-- SUPPLIED INFORMATION --

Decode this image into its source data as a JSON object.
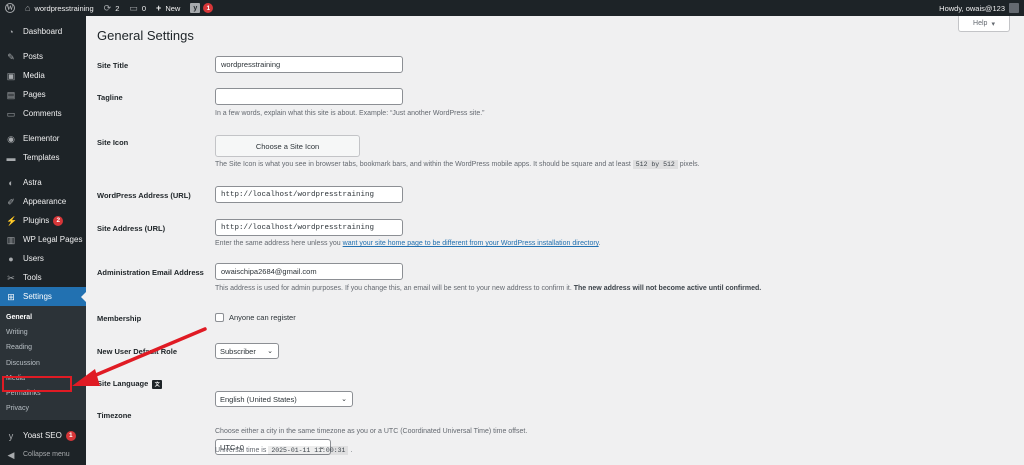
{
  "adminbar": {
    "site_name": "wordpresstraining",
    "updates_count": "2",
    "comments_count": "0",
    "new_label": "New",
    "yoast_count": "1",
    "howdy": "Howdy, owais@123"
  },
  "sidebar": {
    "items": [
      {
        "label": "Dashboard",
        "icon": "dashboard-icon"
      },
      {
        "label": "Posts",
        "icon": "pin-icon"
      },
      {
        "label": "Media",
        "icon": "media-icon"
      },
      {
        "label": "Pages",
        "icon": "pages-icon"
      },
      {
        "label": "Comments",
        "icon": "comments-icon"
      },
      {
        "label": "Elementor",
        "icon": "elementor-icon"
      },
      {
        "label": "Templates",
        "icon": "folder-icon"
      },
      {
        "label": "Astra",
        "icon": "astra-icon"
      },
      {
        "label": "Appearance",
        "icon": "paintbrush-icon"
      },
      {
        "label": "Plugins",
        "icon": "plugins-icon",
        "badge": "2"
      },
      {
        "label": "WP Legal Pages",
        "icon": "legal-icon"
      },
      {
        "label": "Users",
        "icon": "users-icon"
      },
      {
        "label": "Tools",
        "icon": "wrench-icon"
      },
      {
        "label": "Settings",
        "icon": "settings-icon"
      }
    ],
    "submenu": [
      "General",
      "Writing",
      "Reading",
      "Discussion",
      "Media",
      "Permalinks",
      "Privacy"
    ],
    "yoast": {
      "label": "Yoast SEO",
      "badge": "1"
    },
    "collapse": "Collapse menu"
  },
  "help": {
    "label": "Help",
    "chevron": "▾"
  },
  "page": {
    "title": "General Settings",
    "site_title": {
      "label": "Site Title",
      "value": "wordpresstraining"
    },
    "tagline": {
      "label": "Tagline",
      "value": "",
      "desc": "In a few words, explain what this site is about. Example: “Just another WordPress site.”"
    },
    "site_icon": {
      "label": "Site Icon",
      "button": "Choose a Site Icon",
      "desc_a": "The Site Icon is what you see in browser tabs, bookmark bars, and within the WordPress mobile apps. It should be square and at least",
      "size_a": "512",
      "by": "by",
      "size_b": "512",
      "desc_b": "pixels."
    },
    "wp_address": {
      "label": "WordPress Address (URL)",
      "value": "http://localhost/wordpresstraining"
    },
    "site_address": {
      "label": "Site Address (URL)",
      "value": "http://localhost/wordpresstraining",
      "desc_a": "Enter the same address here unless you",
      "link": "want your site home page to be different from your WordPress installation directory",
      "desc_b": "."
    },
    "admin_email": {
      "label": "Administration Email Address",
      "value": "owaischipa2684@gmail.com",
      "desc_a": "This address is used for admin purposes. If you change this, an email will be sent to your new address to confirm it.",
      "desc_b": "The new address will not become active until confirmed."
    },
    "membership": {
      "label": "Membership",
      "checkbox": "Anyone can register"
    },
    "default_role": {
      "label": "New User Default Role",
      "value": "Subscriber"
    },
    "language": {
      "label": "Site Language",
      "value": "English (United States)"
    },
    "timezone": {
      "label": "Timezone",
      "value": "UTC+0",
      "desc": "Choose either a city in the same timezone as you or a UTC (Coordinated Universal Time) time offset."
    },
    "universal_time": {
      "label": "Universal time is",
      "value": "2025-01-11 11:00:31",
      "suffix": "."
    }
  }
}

-- WHAT TO DO --
How many lines in the data contain the string "this"? Respond with the number only.

-- WORKED SOLUTION --
3